---------- DATASET EXCERPTS ----------

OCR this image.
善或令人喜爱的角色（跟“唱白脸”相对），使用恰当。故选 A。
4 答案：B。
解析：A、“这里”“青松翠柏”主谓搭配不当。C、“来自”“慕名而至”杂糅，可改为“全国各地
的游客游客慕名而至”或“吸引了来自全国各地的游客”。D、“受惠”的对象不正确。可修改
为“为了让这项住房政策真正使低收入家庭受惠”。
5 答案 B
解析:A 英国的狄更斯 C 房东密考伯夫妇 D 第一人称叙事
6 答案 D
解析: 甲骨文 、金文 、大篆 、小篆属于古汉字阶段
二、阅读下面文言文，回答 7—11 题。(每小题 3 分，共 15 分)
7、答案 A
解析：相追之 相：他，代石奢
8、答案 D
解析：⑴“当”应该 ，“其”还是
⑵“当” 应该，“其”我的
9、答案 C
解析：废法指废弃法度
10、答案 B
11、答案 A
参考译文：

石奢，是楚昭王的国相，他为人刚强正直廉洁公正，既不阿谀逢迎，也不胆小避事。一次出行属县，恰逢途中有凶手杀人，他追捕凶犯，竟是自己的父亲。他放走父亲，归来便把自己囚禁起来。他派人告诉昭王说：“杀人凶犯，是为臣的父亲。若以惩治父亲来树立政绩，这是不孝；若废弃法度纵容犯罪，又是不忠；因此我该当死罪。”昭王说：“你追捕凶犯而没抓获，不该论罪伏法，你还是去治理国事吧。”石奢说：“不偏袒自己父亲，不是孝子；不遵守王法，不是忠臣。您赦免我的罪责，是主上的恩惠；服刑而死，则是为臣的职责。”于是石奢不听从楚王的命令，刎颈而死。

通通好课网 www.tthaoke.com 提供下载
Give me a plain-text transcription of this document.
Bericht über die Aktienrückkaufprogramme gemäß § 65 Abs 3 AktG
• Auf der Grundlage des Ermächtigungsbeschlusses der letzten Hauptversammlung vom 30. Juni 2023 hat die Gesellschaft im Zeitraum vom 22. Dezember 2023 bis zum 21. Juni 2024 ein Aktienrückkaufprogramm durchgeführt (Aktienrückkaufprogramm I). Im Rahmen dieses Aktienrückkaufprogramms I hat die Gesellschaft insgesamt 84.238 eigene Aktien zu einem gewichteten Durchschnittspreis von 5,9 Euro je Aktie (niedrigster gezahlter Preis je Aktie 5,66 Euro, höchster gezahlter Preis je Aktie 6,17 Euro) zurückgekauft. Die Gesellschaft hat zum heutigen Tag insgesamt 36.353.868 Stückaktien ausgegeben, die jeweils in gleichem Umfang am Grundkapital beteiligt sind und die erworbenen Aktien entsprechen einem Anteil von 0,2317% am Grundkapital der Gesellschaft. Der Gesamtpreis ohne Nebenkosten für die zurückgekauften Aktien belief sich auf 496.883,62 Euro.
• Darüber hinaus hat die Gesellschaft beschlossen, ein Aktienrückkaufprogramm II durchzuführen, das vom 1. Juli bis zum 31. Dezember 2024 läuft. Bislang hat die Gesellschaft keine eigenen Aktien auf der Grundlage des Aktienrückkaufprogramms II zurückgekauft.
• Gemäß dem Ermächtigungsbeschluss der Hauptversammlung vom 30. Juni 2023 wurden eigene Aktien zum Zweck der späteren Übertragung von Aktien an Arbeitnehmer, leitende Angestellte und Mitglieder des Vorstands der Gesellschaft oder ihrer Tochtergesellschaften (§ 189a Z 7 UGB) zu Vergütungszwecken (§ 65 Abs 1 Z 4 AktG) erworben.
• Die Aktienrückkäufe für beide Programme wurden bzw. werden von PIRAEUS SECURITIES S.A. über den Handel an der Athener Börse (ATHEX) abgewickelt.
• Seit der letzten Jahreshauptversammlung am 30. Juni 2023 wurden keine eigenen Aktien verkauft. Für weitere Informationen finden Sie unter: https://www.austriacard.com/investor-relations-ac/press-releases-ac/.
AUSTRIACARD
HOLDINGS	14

----------

• **WHAT THIS TASK INVOLVES**:
Read the data above and count the lines that include "Grundlage". Answer only with the count.

• **RESPONSE TO THIS TASK**:
2